- Problem details
Print all of the entries exactly, minus the pictures.
[BEGIN]
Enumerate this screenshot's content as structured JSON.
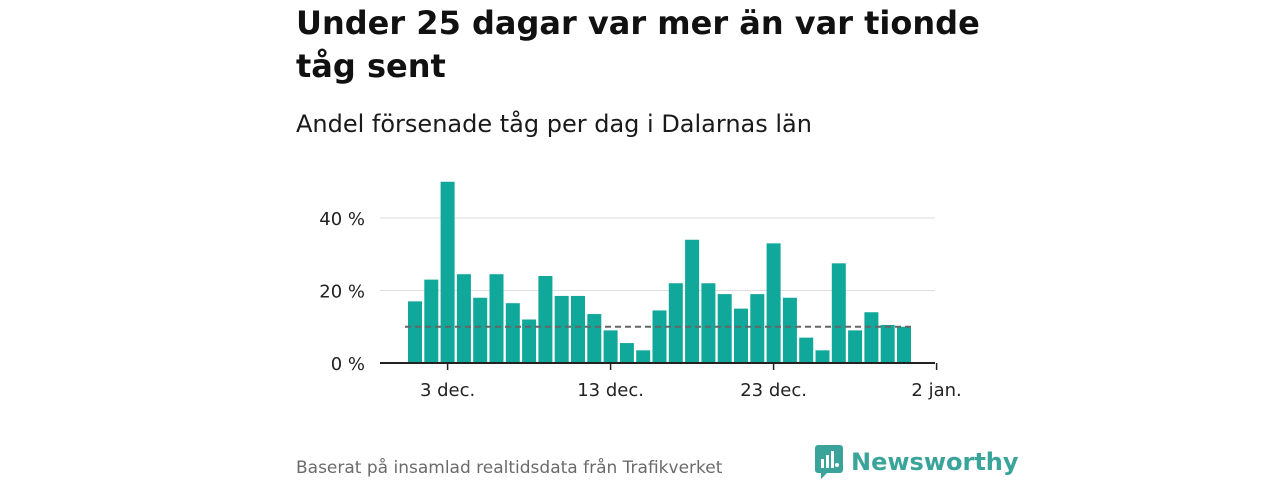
{
  "title": "Under 25 dagar var mer än var tionde tåg sent",
  "subtitle": "Andel försenade tåg per dag i Dalarnas län",
  "footer": "Baserat på insamlad realtidsdata från Trafikverket",
  "brand": "Newsworthy",
  "colors": {
    "bar": "#0fa89a",
    "reference": "#666666",
    "brand": "#3aa49a",
    "grid": "#dddddd"
  },
  "chart_data": {
    "type": "bar",
    "x": [
      "2023-12-01",
      "2023-12-02",
      "2023-12-03",
      "2023-12-04",
      "2023-12-05",
      "2023-12-06",
      "2023-12-07",
      "2023-12-08",
      "2023-12-09",
      "2023-12-10",
      "2023-12-11",
      "2023-12-12",
      "2023-12-13",
      "2023-12-14",
      "2023-12-15",
      "2023-12-16",
      "2023-12-17",
      "2023-12-18",
      "2023-12-19",
      "2023-12-20",
      "2023-12-21",
      "2023-12-22",
      "2023-12-23",
      "2023-12-24",
      "2023-12-25",
      "2023-12-26",
      "2023-12-27",
      "2023-12-28",
      "2023-12-29",
      "2023-12-30",
      "2023-12-31"
    ],
    "values": [
      17,
      23,
      50,
      24.5,
      18,
      24.5,
      16.5,
      12,
      24,
      18.5,
      18.5,
      13.5,
      9,
      5.5,
      3.5,
      14.5,
      22,
      34,
      22,
      19,
      15,
      19,
      33,
      18,
      7,
      3.5,
      27.5,
      9,
      14,
      10.5,
      10
    ],
    "reference_line": 10,
    "ylim": [
      0,
      52
    ],
    "yticks": [
      0,
      20,
      40
    ],
    "ytick_labels": [
      "0 %",
      "20 %",
      "40 %"
    ],
    "xticks": [
      "2023-12-03",
      "2023-12-13",
      "2023-12-23",
      "2024-01-02"
    ],
    "xtick_labels": [
      "3 dec.",
      "13 dec.",
      "23 dec.",
      "2 jan."
    ],
    "grid": true
  }
}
[END]
- Result of this task
Enumerate this screenshot's content as structured JSON.
{
  "title": "Under 25 dagar var mer än var tionde tåg sent",
  "subtitle": "Andel försenade tåg per dag i Dalarnas län",
  "footer": "Baserat på insamlad realtidsdata från Trafikverket",
  "brand": "Newsworthy",
  "colors": {
    "bar": "#0fa89a",
    "reference": "#666666",
    "brand": "#3aa49a",
    "grid": "#dddddd"
  },
  "chart_data": {
    "type": "bar",
    "x": [
      "2023-12-01",
      "2023-12-02",
      "2023-12-03",
      "2023-12-04",
      "2023-12-05",
      "2023-12-06",
      "2023-12-07",
      "2023-12-08",
      "2023-12-09",
      "2023-12-10",
      "2023-12-11",
      "2023-12-12",
      "2023-12-13",
      "2023-12-14",
      "2023-12-15",
      "2023-12-16",
      "2023-12-17",
      "2023-12-18",
      "2023-12-19",
      "2023-12-20",
      "2023-12-21",
      "2023-12-22",
      "2023-12-23",
      "2023-12-24",
      "2023-12-25",
      "2023-12-26",
      "2023-12-27",
      "2023-12-28",
      "2023-12-29",
      "2023-12-30",
      "2023-12-31"
    ],
    "values": [
      17,
      23,
      50,
      24.5,
      18,
      24.5,
      16.5,
      12,
      24,
      18.5,
      18.5,
      13.5,
      9,
      5.5,
      3.5,
      14.5,
      22,
      34,
      22,
      19,
      15,
      19,
      33,
      18,
      7,
      3.5,
      27.5,
      9,
      14,
      10.5,
      10
    ],
    "reference_line": 10,
    "ylim": [
      0,
      52
    ],
    "yticks": [
      0,
      20,
      40
    ],
    "ytick_labels": [
      "0 %",
      "20 %",
      "40 %"
    ],
    "xticks": [
      "2023-12-03",
      "2023-12-13",
      "2023-12-23",
      "2024-01-02"
    ],
    "xtick_labels": [
      "3 dec.",
      "13 dec.",
      "23 dec.",
      "2 jan."
    ],
    "grid": true
  }
}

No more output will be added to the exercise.